%%

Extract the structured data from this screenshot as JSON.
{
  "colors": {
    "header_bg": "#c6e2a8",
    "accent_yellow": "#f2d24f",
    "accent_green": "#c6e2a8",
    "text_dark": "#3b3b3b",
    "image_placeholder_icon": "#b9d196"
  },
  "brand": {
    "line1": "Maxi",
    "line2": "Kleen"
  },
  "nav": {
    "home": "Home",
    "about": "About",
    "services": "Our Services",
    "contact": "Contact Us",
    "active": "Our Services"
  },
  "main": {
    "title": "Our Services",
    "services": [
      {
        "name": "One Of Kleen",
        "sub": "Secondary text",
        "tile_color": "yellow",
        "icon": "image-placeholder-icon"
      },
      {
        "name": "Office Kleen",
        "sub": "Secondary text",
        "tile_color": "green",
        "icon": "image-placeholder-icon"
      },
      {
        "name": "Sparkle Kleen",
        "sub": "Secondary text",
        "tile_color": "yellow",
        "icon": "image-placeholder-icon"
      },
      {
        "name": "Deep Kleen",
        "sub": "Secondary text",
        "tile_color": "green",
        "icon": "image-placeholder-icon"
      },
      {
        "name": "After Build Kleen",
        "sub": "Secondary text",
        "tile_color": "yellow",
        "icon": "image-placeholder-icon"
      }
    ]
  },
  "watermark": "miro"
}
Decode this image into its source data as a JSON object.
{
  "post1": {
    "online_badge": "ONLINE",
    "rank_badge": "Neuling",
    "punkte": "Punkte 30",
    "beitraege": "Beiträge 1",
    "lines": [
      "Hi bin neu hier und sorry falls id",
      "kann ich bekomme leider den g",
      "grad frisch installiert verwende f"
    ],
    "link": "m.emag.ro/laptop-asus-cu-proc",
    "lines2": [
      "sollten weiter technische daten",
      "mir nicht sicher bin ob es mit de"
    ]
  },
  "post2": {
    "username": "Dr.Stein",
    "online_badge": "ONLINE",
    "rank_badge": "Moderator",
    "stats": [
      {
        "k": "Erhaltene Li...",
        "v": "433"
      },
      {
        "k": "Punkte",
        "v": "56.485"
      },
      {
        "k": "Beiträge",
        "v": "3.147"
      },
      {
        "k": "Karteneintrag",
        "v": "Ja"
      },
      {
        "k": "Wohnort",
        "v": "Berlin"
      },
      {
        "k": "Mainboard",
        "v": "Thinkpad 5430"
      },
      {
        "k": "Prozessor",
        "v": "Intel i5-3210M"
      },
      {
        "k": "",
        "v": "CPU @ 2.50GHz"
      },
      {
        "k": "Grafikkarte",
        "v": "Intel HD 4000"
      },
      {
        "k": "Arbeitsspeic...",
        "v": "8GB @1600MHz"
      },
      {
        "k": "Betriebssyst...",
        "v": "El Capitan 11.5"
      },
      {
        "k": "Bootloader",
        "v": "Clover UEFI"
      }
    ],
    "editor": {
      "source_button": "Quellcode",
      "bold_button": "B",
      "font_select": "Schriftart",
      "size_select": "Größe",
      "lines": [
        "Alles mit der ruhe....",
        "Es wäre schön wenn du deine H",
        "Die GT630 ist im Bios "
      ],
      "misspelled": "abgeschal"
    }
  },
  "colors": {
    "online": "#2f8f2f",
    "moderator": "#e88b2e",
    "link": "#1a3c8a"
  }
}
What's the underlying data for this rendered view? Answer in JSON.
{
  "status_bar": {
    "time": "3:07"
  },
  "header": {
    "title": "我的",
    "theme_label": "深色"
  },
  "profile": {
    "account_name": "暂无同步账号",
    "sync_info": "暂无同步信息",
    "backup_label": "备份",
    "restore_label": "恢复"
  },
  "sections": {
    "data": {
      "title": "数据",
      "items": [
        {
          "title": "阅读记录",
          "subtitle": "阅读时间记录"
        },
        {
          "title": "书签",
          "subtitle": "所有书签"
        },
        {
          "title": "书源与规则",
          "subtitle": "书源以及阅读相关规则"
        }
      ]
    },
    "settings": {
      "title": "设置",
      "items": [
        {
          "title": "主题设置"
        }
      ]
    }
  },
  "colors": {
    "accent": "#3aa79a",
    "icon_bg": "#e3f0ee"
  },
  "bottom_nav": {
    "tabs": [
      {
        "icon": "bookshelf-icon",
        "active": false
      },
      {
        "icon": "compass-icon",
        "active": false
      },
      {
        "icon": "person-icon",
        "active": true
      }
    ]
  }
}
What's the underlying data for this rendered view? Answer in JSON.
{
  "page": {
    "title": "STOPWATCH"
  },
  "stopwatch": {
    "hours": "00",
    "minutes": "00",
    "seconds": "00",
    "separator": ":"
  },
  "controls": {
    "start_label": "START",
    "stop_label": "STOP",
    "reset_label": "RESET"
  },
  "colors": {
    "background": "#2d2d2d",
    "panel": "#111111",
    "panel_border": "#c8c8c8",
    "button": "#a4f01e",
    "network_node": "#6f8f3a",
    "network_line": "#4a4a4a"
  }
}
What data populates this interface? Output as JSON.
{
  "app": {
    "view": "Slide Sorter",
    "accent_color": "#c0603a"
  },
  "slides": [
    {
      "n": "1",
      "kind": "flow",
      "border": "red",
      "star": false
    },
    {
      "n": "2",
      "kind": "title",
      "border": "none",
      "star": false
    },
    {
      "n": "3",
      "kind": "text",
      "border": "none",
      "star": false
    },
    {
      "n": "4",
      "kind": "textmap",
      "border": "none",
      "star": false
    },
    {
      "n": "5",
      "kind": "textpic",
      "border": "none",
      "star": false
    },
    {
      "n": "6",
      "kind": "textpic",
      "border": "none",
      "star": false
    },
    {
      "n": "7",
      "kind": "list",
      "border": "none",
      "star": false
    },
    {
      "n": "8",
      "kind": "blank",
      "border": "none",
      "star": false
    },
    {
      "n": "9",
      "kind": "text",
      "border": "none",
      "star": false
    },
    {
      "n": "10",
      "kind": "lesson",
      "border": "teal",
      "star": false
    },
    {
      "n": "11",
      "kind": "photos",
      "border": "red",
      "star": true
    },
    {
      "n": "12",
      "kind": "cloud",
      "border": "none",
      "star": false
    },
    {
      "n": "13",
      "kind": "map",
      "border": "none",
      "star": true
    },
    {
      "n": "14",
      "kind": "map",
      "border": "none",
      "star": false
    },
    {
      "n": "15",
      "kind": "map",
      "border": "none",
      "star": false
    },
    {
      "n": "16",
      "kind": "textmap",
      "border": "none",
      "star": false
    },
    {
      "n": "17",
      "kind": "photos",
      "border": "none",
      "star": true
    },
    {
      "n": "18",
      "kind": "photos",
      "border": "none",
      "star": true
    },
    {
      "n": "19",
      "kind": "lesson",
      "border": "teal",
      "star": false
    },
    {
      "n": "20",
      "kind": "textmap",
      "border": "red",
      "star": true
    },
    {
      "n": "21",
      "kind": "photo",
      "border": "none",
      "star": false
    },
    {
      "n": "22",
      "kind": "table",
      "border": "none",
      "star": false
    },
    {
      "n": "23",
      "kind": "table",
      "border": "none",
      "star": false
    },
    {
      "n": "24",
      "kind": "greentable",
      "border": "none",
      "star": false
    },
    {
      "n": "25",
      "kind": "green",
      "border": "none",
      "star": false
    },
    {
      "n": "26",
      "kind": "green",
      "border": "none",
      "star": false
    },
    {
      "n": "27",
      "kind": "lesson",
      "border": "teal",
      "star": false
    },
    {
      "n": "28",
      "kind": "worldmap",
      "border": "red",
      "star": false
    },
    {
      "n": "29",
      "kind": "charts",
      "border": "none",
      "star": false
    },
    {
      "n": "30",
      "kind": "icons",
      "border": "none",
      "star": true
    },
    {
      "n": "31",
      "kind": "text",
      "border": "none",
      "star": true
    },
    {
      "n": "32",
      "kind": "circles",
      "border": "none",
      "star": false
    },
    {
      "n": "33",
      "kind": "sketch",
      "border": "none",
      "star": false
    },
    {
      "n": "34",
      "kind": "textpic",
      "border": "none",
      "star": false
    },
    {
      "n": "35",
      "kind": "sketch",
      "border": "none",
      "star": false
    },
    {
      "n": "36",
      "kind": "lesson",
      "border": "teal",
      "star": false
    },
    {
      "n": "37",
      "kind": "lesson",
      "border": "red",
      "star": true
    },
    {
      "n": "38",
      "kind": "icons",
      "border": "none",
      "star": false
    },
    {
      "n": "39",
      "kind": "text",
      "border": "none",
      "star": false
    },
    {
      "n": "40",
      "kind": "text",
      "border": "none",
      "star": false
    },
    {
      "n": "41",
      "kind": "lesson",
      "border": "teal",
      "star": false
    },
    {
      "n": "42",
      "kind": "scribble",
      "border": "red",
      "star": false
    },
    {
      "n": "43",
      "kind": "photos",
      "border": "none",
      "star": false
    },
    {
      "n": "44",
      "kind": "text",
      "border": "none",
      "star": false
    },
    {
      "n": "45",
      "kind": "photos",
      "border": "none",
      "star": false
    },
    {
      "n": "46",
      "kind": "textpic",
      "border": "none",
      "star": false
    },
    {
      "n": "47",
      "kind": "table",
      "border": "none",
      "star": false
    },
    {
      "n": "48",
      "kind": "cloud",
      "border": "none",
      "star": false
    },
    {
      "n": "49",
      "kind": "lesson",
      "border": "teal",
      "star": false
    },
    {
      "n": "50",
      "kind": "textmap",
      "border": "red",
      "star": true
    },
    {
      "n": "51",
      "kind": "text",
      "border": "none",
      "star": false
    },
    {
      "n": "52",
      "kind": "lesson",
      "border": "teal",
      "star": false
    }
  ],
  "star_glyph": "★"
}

%%

Read the entries and show each line that mentions "link".

_ANSWER TO THE TASK_
    "link": "m.emag.ro/laptop-asus-cu-proc",
    "link": "#1a3c8a"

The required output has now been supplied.